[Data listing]
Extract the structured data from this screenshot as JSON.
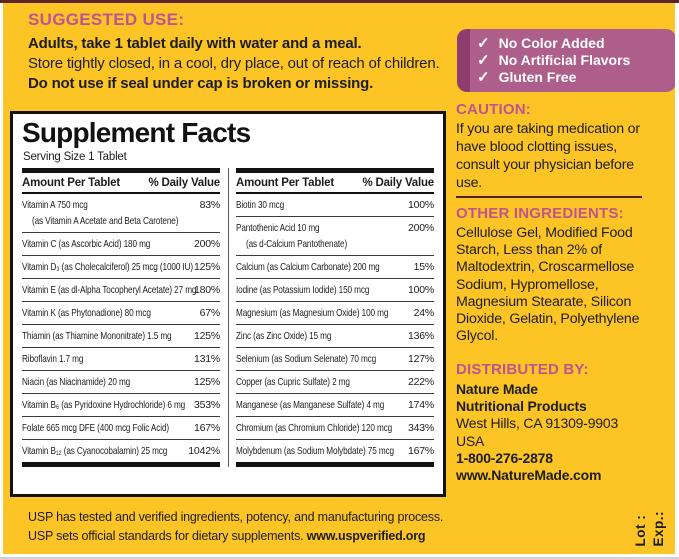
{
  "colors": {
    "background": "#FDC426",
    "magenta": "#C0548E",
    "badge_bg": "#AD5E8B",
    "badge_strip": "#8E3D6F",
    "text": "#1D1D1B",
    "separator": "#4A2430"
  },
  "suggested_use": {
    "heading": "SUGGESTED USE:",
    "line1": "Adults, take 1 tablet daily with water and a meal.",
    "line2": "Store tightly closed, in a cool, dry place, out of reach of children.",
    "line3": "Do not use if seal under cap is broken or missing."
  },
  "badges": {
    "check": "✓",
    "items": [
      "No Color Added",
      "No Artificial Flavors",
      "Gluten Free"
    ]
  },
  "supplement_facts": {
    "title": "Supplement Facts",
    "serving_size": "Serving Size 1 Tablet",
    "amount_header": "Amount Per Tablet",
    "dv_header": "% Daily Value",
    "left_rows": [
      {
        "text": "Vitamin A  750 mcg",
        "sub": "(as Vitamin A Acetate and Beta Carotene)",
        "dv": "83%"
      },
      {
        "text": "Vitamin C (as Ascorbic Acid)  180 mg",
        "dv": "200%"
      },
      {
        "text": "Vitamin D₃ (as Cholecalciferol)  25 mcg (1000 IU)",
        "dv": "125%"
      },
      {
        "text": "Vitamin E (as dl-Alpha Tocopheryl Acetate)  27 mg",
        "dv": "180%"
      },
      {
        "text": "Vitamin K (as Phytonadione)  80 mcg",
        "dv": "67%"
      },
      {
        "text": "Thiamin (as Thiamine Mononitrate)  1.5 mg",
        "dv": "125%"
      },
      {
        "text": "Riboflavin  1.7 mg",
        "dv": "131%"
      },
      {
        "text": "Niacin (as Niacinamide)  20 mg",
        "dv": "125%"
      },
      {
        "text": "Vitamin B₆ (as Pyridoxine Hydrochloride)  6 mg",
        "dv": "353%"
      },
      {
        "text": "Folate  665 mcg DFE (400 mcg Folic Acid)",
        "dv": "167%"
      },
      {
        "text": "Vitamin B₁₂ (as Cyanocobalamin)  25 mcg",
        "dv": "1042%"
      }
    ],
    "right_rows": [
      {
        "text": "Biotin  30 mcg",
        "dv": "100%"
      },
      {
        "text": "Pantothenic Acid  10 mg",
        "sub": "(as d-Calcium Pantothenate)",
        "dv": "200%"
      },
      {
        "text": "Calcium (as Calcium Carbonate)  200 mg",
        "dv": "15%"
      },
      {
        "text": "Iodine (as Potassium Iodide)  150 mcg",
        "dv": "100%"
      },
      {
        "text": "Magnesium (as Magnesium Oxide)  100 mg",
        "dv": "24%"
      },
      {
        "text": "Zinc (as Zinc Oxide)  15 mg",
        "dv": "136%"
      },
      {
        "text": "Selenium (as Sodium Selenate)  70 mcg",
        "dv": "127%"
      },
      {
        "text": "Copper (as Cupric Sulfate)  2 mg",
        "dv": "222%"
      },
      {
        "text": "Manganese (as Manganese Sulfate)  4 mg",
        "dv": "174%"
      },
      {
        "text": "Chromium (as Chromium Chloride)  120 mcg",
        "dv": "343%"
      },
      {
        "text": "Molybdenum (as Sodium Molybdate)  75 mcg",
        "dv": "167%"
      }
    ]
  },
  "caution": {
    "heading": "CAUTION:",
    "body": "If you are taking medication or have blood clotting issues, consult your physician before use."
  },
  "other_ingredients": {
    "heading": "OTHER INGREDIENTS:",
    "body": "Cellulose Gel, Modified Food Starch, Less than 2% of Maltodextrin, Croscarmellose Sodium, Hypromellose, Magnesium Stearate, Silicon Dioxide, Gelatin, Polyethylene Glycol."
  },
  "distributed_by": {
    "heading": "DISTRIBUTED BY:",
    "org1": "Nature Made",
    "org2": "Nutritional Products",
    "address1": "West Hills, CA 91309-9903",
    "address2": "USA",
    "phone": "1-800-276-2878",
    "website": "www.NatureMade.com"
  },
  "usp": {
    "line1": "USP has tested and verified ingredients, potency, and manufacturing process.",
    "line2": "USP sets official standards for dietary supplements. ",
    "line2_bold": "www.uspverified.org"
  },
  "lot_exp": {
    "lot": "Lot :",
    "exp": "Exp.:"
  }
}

Task to complete: Using the material above, state how many lines include the string "Magnesium". Answer with a single number.

Full solution: 2